Goal
Scan the lines below for "Runtime"; report the number of lines that contain it, and only that.

Input records
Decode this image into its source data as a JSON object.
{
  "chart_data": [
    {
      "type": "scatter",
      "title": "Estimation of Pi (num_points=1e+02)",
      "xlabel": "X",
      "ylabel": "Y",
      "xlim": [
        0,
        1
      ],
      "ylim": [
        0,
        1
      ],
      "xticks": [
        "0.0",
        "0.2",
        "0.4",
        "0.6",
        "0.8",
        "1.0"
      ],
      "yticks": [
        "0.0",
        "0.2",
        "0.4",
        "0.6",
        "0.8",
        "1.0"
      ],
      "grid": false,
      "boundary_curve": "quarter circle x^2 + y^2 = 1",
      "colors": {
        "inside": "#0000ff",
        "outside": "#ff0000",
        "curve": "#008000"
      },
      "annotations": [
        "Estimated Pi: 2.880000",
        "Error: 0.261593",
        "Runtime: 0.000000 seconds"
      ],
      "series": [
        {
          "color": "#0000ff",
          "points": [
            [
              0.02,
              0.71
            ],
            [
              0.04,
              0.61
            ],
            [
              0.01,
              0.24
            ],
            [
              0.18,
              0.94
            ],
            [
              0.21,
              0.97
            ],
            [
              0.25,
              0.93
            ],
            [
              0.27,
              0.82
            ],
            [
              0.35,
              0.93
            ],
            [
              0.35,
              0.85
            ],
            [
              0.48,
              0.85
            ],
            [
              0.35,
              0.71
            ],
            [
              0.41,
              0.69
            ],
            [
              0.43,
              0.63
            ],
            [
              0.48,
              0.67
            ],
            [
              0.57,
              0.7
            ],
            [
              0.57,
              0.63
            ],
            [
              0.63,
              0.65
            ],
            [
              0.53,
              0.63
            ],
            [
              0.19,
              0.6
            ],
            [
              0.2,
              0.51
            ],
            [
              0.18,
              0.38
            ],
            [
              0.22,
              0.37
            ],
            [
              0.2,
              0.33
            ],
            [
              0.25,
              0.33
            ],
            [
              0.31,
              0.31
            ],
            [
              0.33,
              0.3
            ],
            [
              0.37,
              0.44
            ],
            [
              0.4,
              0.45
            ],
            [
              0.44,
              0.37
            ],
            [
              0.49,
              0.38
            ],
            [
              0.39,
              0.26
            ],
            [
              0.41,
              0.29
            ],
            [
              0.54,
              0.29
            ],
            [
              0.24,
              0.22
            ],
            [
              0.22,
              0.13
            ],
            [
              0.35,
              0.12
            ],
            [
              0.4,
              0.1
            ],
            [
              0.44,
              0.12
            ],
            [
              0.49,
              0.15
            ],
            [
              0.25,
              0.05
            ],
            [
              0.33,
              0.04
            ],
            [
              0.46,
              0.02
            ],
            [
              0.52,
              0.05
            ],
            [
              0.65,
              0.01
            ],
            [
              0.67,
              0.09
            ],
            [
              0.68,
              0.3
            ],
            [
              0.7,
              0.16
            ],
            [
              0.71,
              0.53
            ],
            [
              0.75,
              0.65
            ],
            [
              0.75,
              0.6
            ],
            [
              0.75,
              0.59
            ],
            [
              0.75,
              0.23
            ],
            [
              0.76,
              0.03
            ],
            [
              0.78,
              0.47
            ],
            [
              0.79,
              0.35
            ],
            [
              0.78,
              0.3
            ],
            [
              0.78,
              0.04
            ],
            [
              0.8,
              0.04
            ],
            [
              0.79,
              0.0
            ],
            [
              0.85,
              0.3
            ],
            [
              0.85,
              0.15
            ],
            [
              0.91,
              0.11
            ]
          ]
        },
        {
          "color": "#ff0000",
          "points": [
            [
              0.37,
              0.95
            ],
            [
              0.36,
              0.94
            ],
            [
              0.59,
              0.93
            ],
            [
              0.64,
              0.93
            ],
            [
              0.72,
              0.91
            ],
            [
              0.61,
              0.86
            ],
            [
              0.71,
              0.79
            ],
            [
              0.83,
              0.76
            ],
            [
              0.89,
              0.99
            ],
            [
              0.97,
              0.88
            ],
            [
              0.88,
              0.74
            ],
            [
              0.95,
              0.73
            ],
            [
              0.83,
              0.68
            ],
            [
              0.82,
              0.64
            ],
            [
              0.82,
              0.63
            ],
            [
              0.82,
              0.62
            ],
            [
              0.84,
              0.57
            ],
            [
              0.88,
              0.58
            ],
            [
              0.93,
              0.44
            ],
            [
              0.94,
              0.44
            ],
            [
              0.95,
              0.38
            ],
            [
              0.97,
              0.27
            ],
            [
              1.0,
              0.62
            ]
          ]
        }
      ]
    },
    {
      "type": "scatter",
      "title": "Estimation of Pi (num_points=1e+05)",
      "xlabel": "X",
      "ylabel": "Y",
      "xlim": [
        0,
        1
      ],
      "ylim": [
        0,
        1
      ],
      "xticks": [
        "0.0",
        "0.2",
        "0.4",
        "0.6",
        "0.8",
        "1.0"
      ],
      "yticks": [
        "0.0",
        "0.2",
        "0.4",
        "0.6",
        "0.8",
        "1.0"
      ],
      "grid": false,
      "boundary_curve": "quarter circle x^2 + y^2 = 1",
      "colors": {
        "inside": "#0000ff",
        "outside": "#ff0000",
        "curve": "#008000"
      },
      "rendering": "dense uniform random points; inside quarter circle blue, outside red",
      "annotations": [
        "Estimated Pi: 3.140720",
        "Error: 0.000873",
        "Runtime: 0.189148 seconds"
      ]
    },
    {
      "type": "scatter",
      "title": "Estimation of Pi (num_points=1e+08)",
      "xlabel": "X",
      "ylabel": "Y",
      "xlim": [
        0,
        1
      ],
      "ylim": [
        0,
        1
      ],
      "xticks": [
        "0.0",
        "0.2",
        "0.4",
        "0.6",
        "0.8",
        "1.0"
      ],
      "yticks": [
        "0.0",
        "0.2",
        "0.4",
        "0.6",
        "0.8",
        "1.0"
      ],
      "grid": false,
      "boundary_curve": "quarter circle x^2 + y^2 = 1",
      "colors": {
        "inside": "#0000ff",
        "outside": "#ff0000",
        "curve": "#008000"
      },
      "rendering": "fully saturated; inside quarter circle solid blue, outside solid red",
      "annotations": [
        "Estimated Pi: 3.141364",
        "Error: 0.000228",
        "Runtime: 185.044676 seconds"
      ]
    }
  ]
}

In response
3